### Dataset records

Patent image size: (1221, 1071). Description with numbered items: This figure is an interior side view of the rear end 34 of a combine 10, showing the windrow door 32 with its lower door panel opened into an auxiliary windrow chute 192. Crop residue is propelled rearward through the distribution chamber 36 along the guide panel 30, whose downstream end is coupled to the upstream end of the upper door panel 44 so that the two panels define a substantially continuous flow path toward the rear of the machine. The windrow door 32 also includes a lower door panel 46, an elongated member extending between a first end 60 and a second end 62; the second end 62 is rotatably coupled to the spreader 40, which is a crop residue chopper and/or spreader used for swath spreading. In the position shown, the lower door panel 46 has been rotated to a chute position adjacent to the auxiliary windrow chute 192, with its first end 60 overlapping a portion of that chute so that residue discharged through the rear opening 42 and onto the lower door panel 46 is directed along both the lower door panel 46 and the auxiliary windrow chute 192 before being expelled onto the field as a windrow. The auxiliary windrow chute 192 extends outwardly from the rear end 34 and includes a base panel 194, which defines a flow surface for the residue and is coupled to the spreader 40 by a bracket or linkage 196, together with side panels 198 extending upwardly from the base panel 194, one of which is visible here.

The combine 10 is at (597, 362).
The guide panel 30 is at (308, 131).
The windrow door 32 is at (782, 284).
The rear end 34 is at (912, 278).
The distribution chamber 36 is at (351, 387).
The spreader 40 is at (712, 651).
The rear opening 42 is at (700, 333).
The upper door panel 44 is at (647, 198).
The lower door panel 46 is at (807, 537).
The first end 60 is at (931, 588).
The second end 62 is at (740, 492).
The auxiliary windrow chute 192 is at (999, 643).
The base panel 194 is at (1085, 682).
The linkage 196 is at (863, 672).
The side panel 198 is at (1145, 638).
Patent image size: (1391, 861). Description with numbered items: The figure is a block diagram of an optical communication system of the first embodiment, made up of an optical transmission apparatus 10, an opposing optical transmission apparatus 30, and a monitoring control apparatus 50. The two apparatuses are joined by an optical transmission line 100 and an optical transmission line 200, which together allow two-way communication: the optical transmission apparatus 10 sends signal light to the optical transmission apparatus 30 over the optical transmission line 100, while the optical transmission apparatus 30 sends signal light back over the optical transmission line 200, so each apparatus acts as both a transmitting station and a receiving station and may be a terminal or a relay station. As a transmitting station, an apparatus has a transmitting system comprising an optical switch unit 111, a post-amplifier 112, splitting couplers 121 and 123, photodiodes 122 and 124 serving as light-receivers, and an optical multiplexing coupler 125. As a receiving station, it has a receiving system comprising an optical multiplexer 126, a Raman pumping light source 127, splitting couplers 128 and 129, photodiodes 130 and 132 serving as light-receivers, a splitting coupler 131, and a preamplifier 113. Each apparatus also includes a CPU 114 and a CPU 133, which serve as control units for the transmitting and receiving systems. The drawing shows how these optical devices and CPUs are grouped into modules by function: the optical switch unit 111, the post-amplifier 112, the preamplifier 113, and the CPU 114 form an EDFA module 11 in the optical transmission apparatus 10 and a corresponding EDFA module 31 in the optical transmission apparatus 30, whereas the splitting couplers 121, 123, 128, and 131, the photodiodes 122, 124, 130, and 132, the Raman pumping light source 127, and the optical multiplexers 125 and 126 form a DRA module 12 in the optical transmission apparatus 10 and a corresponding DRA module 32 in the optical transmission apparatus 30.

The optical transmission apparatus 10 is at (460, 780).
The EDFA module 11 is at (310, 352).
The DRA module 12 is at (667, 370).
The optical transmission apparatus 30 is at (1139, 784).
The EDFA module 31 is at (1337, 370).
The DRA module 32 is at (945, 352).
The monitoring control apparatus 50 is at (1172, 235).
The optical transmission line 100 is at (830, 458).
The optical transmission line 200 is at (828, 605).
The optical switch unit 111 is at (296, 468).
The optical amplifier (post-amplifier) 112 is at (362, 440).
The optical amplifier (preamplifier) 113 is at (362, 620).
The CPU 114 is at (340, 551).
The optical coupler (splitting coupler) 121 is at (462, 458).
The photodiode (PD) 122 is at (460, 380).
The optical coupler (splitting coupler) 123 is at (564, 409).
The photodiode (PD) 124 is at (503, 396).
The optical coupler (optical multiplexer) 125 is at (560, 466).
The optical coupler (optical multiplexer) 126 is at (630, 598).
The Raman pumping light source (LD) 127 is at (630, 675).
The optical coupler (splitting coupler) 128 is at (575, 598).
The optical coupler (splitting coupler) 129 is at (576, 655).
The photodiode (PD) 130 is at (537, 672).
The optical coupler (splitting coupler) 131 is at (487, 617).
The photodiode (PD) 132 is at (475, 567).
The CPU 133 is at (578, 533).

######

## Your instructions
How many lines of the entries above contain the word "chute"? Reply with the number alone.

## Full output
2